# Instructions to follow
Look through the listing for the word "State". Copy each line that has it.
===== Given entries =====
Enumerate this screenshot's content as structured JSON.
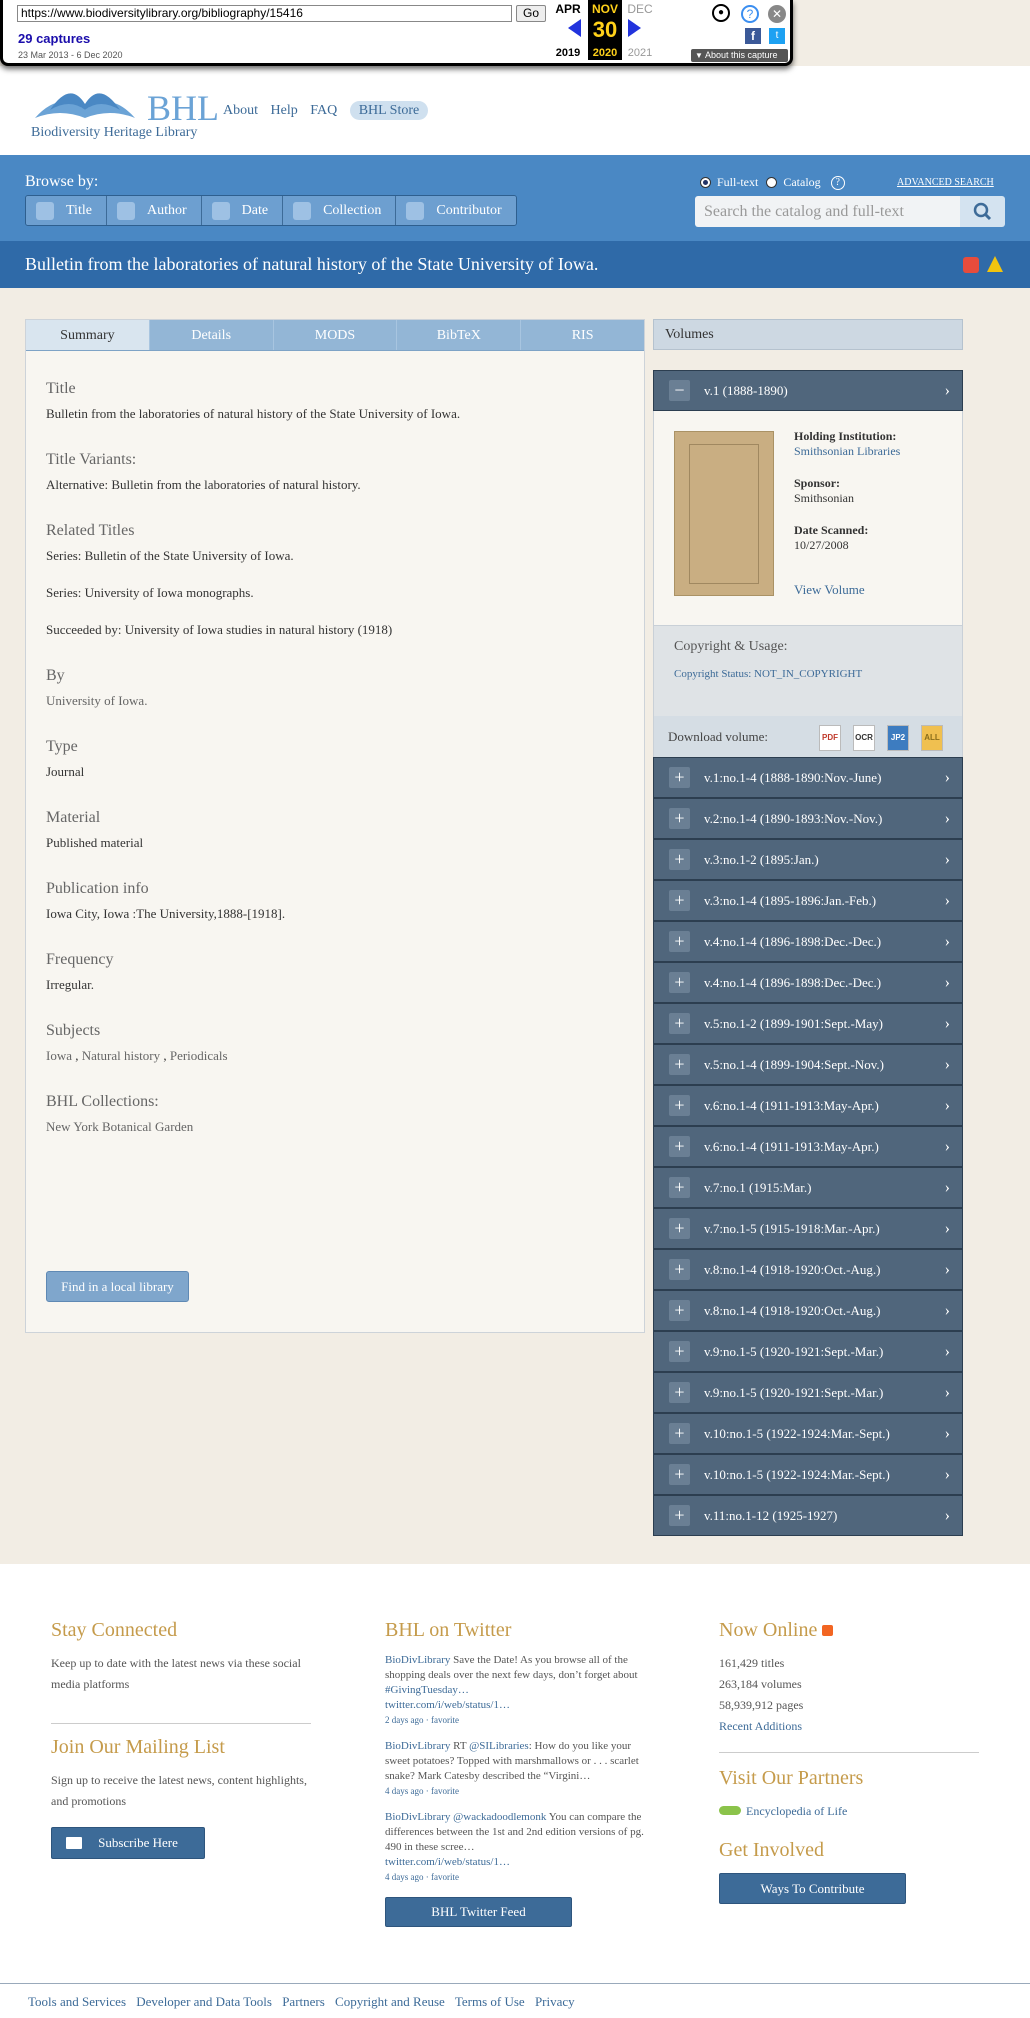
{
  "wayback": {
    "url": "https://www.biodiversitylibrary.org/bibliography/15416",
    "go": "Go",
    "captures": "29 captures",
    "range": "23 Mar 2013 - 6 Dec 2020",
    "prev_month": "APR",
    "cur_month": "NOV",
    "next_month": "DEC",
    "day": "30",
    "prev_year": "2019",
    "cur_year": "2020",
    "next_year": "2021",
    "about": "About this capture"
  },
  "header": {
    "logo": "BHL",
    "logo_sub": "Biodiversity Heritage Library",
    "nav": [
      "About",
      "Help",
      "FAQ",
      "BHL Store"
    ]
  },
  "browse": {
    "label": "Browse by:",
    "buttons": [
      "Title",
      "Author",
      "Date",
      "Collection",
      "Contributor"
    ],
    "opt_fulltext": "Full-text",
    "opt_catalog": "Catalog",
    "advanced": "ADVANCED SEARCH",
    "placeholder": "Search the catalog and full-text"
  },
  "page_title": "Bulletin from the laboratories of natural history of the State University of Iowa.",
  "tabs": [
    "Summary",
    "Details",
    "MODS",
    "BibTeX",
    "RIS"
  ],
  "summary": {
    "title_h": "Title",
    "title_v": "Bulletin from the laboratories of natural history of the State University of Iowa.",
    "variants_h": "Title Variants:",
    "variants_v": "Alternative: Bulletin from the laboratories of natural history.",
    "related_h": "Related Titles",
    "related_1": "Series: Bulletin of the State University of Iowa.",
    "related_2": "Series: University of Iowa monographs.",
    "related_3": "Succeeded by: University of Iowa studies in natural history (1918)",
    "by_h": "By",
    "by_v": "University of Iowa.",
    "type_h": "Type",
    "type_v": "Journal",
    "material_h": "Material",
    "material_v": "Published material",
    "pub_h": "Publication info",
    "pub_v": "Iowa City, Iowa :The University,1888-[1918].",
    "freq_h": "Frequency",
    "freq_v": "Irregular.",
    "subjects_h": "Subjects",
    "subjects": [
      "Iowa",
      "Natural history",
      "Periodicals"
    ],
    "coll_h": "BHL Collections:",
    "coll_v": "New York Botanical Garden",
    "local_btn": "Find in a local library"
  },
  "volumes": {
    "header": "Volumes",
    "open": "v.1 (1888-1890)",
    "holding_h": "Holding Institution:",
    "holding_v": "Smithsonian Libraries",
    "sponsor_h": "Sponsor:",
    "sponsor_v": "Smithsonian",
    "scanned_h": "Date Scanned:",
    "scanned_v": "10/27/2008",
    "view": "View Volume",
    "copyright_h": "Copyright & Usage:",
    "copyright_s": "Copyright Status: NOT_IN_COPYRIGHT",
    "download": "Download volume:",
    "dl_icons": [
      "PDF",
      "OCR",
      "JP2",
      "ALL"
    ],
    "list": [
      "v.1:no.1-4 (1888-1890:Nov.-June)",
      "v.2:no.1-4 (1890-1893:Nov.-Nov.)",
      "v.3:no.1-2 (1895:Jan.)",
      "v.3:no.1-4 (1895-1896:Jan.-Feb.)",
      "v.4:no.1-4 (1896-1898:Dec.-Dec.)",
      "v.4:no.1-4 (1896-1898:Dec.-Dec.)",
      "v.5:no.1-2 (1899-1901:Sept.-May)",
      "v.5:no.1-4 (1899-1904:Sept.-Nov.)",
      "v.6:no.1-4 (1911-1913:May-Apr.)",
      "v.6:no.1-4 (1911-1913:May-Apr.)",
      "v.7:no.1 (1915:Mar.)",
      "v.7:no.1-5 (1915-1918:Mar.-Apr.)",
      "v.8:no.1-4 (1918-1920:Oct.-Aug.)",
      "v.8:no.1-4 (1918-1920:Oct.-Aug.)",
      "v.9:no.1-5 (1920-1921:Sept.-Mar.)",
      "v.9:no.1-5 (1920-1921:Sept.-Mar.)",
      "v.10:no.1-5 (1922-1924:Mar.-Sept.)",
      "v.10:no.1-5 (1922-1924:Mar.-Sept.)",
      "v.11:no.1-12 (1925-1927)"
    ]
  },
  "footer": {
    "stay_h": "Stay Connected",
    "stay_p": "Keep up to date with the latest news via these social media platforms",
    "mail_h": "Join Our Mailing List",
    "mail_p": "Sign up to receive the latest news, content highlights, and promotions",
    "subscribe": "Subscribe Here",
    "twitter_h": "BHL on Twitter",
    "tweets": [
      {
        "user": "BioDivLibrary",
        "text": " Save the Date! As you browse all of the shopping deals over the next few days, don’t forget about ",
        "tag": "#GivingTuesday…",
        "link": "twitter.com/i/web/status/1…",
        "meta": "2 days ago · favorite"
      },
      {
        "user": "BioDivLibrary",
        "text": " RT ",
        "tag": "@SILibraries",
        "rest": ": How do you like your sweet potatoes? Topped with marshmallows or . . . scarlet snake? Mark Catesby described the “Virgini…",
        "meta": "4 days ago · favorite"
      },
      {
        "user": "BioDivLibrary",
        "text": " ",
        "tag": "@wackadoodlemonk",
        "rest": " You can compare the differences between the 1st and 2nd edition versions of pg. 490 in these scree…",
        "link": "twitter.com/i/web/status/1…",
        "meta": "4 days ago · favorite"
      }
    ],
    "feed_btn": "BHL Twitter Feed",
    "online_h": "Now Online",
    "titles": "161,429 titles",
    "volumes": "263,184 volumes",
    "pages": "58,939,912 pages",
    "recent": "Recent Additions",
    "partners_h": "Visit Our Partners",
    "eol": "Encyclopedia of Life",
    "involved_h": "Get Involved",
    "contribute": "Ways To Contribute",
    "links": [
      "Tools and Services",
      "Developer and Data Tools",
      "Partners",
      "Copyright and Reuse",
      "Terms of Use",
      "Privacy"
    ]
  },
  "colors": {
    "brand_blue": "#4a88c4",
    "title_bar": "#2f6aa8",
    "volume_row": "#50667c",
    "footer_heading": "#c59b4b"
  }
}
=====
===== Given entries =====
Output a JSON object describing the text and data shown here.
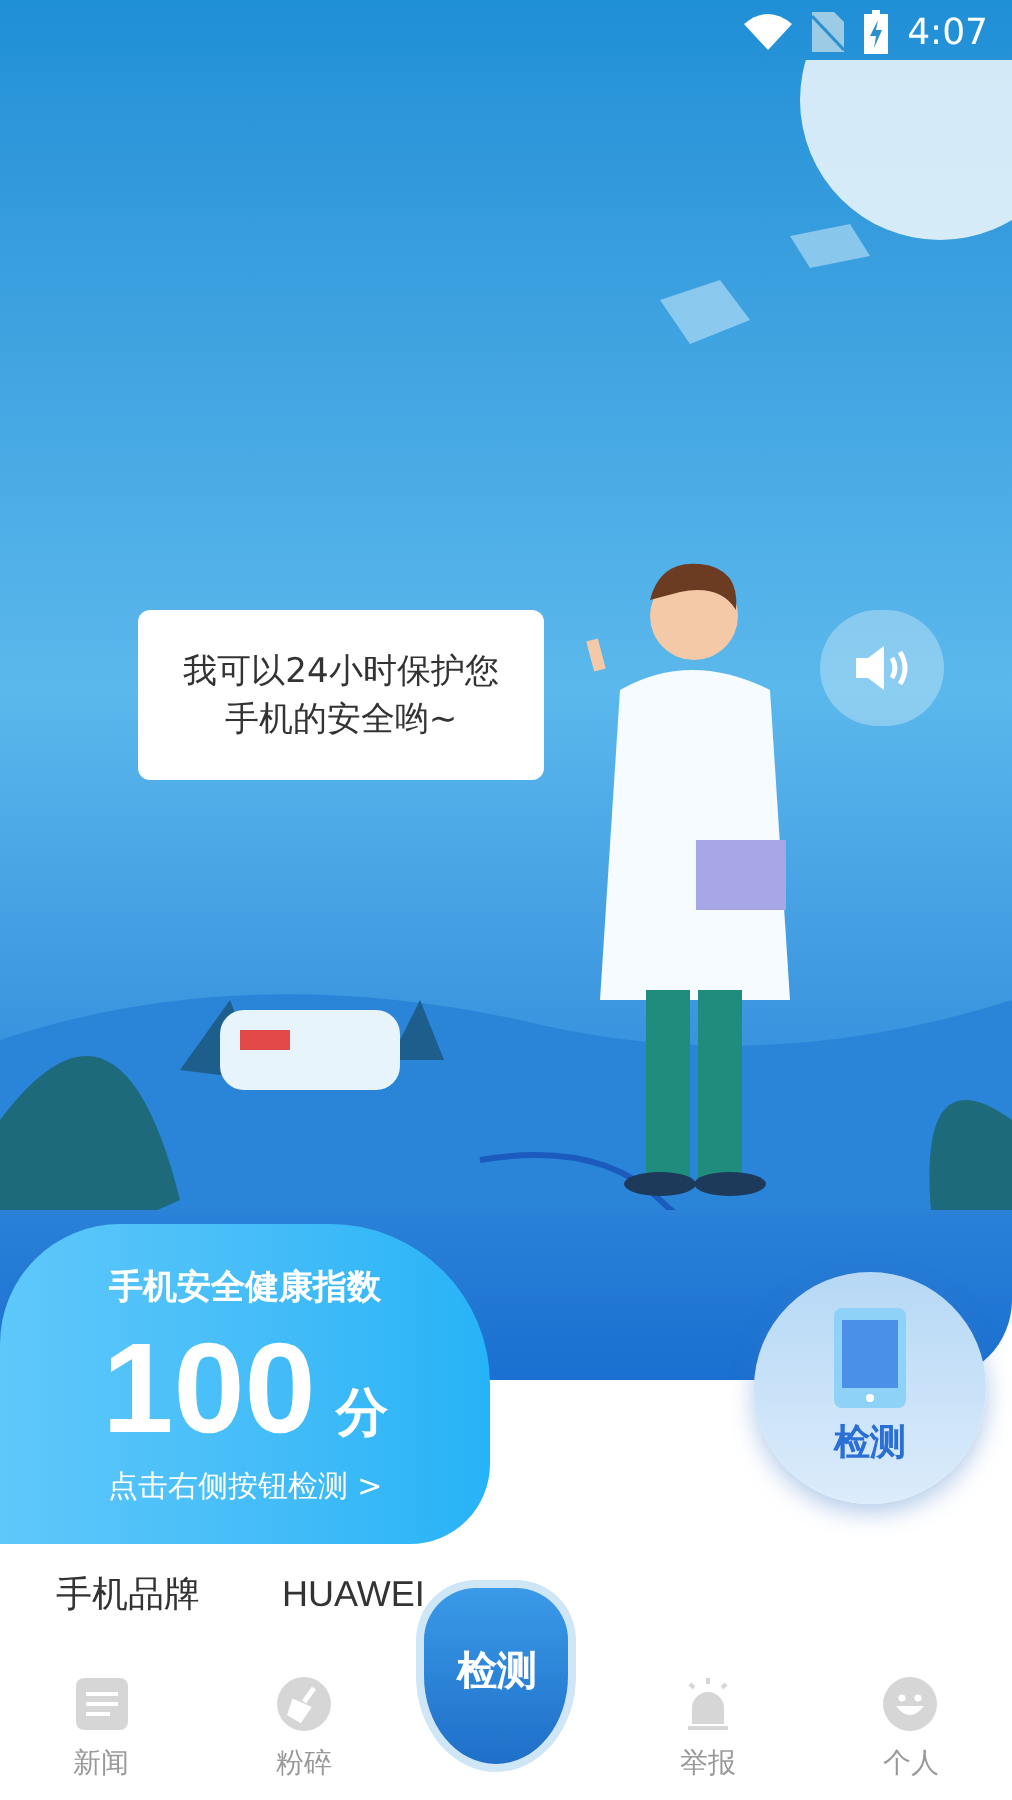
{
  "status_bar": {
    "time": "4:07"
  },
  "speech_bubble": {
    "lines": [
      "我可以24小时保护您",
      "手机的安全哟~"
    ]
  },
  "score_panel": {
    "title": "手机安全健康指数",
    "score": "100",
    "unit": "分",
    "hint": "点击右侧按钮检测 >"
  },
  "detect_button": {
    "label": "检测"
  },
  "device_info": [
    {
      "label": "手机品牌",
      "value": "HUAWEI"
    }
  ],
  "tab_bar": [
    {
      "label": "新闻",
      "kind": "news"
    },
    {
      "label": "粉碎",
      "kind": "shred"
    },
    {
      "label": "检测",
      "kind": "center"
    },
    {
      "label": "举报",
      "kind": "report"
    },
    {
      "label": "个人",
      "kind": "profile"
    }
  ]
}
=====
# Exercise solution
  "page_title": "Bulletin from the laboratories of natural history of the State University of Iowa.",
    "title_v": "Bulletin from the laboratories of natural history of the State University of Iowa.",
    "related_1": "Series: Bulletin of the State University of Iowa.",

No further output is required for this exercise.